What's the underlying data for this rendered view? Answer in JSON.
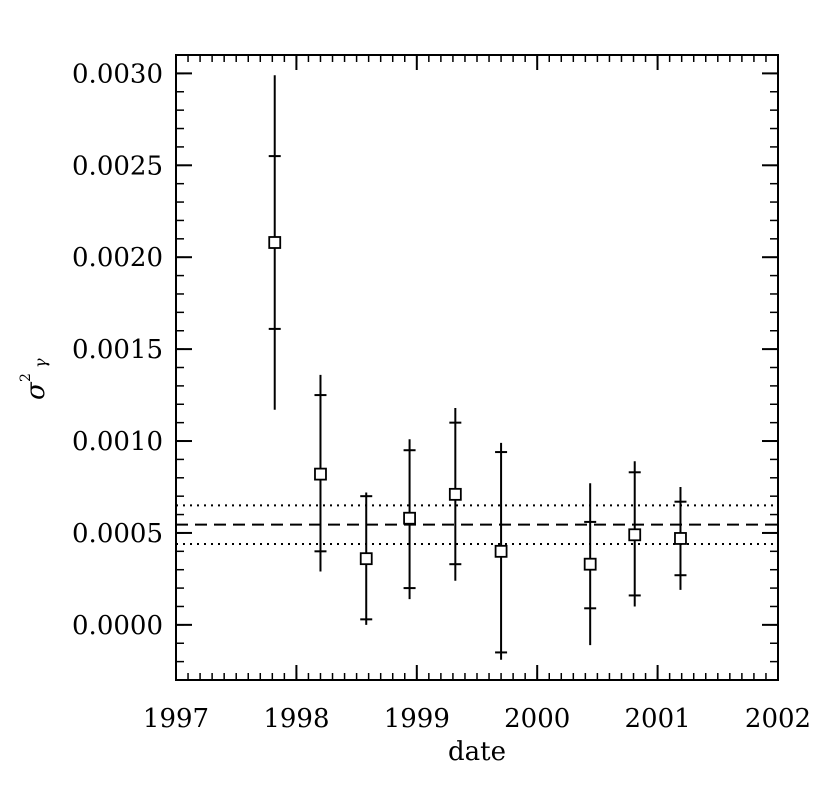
{
  "chart_data": {
    "type": "scatter",
    "xlabel": "date",
    "ylabel": "σ²γ",
    "ylabel_main": "σ",
    "ylabel_sup": "2",
    "ylabel_sub": "γ",
    "xlim": [
      1997,
      2002
    ],
    "ylim": [
      -0.0003,
      0.0031
    ],
    "x_ticks": [
      1997,
      1998,
      1999,
      2000,
      2001,
      2002
    ],
    "x_tick_labels": [
      "1997",
      "1998",
      "1999",
      "2000",
      "2001",
      "2002"
    ],
    "y_ticks": [
      0.0,
      0.0005,
      0.001,
      0.0015,
      0.002,
      0.0025,
      0.003
    ],
    "y_tick_labels": [
      "0.0000",
      "0.0005",
      "0.0010",
      "0.0015",
      "0.0020",
      "0.0025",
      "0.0030"
    ],
    "x_minor_step": 0.1,
    "y_minor_step": 0.0001,
    "grid": false,
    "points": [
      {
        "x": 1997.82,
        "y": 0.00208,
        "inner_low": 0.00161,
        "inner_high": 0.00255,
        "outer_low": 0.00117,
        "outer_high": 0.00299
      },
      {
        "x": 1998.2,
        "y": 0.00082,
        "inner_low": 0.0004,
        "inner_high": 0.00125,
        "outer_low": 0.00029,
        "outer_high": 0.00136
      },
      {
        "x": 1998.58,
        "y": 0.00036,
        "inner_low": 3e-05,
        "inner_high": 0.0007,
        "outer_low": 0.0,
        "outer_high": 0.00072
      },
      {
        "x": 1998.94,
        "y": 0.00058,
        "inner_low": 0.0002,
        "inner_high": 0.00095,
        "outer_low": 0.00014,
        "outer_high": 0.00101
      },
      {
        "x": 1999.32,
        "y": 0.00071,
        "inner_low": 0.00033,
        "inner_high": 0.0011,
        "outer_low": 0.00024,
        "outer_high": 0.00118
      },
      {
        "x": 1999.7,
        "y": 0.0004,
        "inner_low": -0.00015,
        "inner_high": 0.00094,
        "outer_low": -0.00019,
        "outer_high": 0.00099
      },
      {
        "x": 2000.44,
        "y": 0.00033,
        "inner_low": 9e-05,
        "inner_high": 0.00056,
        "outer_low": -0.00011,
        "outer_high": 0.00077
      },
      {
        "x": 2000.81,
        "y": 0.00049,
        "inner_low": 0.00016,
        "inner_high": 0.00083,
        "outer_low": 0.0001,
        "outer_high": 0.00089
      },
      {
        "x": 2001.19,
        "y": 0.00047,
        "inner_low": 0.00027,
        "inner_high": 0.00067,
        "outer_low": 0.00019,
        "outer_high": 0.00075
      }
    ],
    "reference_lines": [
      {
        "kind": "mean",
        "y": 0.000545,
        "style": "dashed"
      },
      {
        "kind": "upper",
        "y": 0.00065,
        "style": "dotted"
      },
      {
        "kind": "lower",
        "y": 0.00044,
        "style": "dotted"
      }
    ]
  }
}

§

Aim
Reproduce the entries above without change, omitting all pictures.

Result of the exercise
What's the underlying data for this rendered view? Answer in JSON.
{
  "chart_data": {
    "type": "scatter",
    "xlabel": "date",
    "ylabel": "σ²γ",
    "ylabel_main": "σ",
    "ylabel_sup": "2",
    "ylabel_sub": "γ",
    "xlim": [
      1997,
      2002
    ],
    "ylim": [
      -0.0003,
      0.0031
    ],
    "x_ticks": [
      1997,
      1998,
      1999,
      2000,
      2001,
      2002
    ],
    "x_tick_labels": [
      "1997",
      "1998",
      "1999",
      "2000",
      "2001",
      "2002"
    ],
    "y_ticks": [
      0.0,
      0.0005,
      0.001,
      0.0015,
      0.002,
      0.0025,
      0.003
    ],
    "y_tick_labels": [
      "0.0000",
      "0.0005",
      "0.0010",
      "0.0015",
      "0.0020",
      "0.0025",
      "0.0030"
    ],
    "x_minor_step": 0.1,
    "y_minor_step": 0.0001,
    "grid": false,
    "points": [
      {
        "x": 1997.82,
        "y": 0.00208,
        "inner_low": 0.00161,
        "inner_high": 0.00255,
        "outer_low": 0.00117,
        "outer_high": 0.00299
      },
      {
        "x": 1998.2,
        "y": 0.00082,
        "inner_low": 0.0004,
        "inner_high": 0.00125,
        "outer_low": 0.00029,
        "outer_high": 0.00136
      },
      {
        "x": 1998.58,
        "y": 0.00036,
        "inner_low": 3e-05,
        "inner_high": 0.0007,
        "outer_low": 0.0,
        "outer_high": 0.00072
      },
      {
        "x": 1998.94,
        "y": 0.00058,
        "inner_low": 0.0002,
        "inner_high": 0.00095,
        "outer_low": 0.00014,
        "outer_high": 0.00101
      },
      {
        "x": 1999.32,
        "y": 0.00071,
        "inner_low": 0.00033,
        "inner_high": 0.0011,
        "outer_low": 0.00024,
        "outer_high": 0.00118
      },
      {
        "x": 1999.7,
        "y": 0.0004,
        "inner_low": -0.00015,
        "inner_high": 0.00094,
        "outer_low": -0.00019,
        "outer_high": 0.00099
      },
      {
        "x": 2000.44,
        "y": 0.00033,
        "inner_low": 9e-05,
        "inner_high": 0.00056,
        "outer_low": -0.00011,
        "outer_high": 0.00077
      },
      {
        "x": 2000.81,
        "y": 0.00049,
        "inner_low": 0.00016,
        "inner_high": 0.00083,
        "outer_low": 0.0001,
        "outer_high": 0.00089
      },
      {
        "x": 2001.19,
        "y": 0.00047,
        "inner_low": 0.00027,
        "inner_high": 0.00067,
        "outer_low": 0.00019,
        "outer_high": 0.00075
      }
    ],
    "reference_lines": [
      {
        "kind": "mean",
        "y": 0.000545,
        "style": "dashed"
      },
      {
        "kind": "upper",
        "y": 0.00065,
        "style": "dotted"
      },
      {
        "kind": "lower",
        "y": 0.00044,
        "style": "dotted"
      }
    ]
  }
}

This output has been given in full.